• _Set problem_: Find the word "theme" in the records below. List each line containing it.

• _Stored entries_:

******

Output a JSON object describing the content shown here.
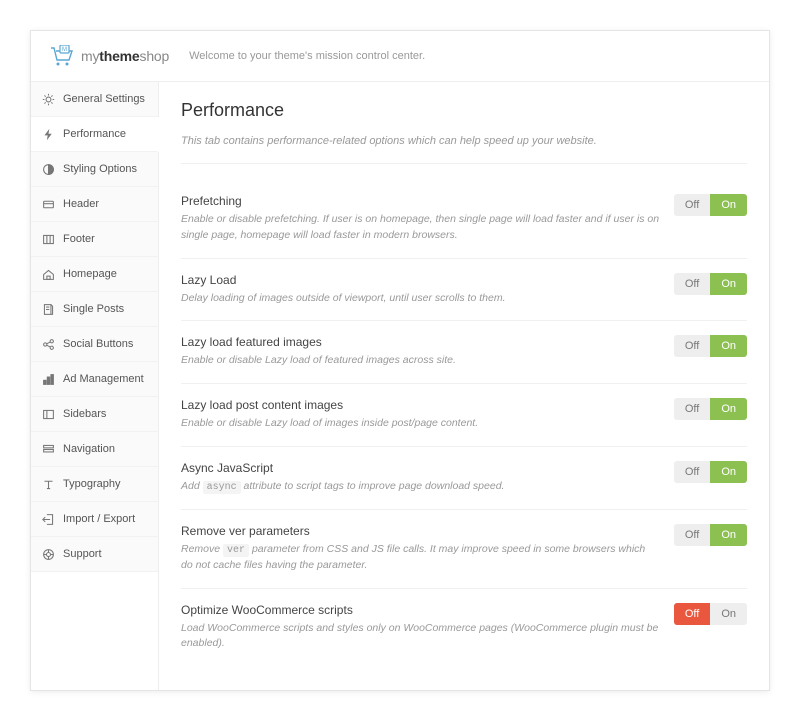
{
  "header": {
    "brand_my": "my",
    "brand_theme": "theme",
    "brand_shop": "shop",
    "tagline": "Welcome to your theme's mission control center."
  },
  "sidebar": {
    "items": [
      {
        "label": "General Settings",
        "icon": "gear"
      },
      {
        "label": "Performance",
        "icon": "bolt"
      },
      {
        "label": "Styling Options",
        "icon": "contrast"
      },
      {
        "label": "Header",
        "icon": "card"
      },
      {
        "label": "Footer",
        "icon": "columns"
      },
      {
        "label": "Homepage",
        "icon": "home"
      },
      {
        "label": "Single Posts",
        "icon": "doc"
      },
      {
        "label": "Social Buttons",
        "icon": "share"
      },
      {
        "label": "Ad Management",
        "icon": "bar"
      },
      {
        "label": "Sidebars",
        "icon": "sidebar"
      },
      {
        "label": "Navigation",
        "icon": "nav"
      },
      {
        "label": "Typography",
        "icon": "type"
      },
      {
        "label": "Import / Export",
        "icon": "exit"
      },
      {
        "label": "Support",
        "icon": "life"
      }
    ],
    "active_index": 1
  },
  "page": {
    "title": "Performance",
    "description": "This tab contains performance-related options which can help speed up your website."
  },
  "toggle_labels": {
    "off": "Off",
    "on": "On"
  },
  "options": [
    {
      "title": "Prefetching",
      "description": "Enable or disable prefetching. If user is on homepage, then single page will load faster and if user is on single page, homepage will load faster in modern browsers.",
      "state": "on"
    },
    {
      "title": "Lazy Load",
      "description": "Delay loading of images outside of viewport, until user scrolls to them.",
      "state": "on"
    },
    {
      "title": "Lazy load featured images",
      "description": "Enable or disable Lazy load of featured images across site.",
      "state": "on"
    },
    {
      "title": "Lazy load post content images",
      "description": "Enable or disable Lazy load of images inside post/page content.",
      "state": "on"
    },
    {
      "title": "Async JavaScript",
      "description": "Add `async` attribute to script tags to improve page download speed.",
      "state": "on"
    },
    {
      "title": "Remove ver parameters",
      "description": "Remove `ver` parameter from CSS and JS file calls. It may improve speed in some browsers which do not cache files having the parameter.",
      "state": "on"
    },
    {
      "title": "Optimize WooCommerce scripts",
      "description": "Load WooCommerce scripts and styles only on WooCommerce pages (WooCommerce plugin must be enabled).",
      "state": "off"
    }
  ]
}
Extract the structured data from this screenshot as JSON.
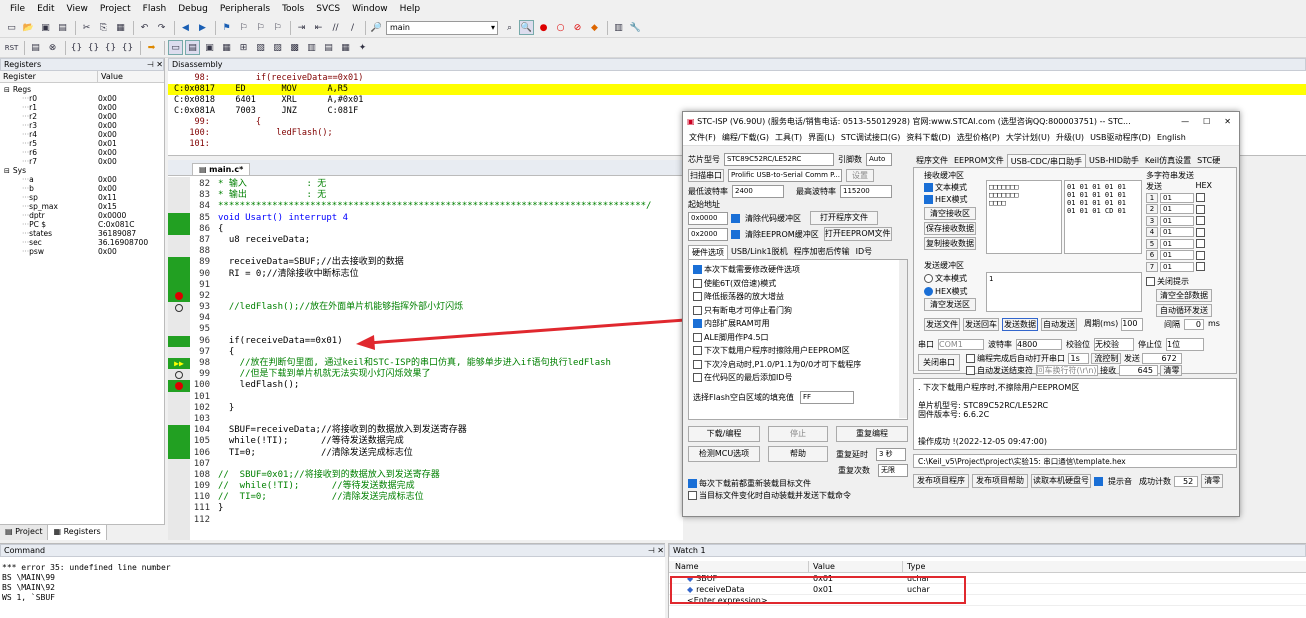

******

• _Exercise response_:
    "brand_theme": "theme",
    "tagline": "Welcome to your theme's mission control center."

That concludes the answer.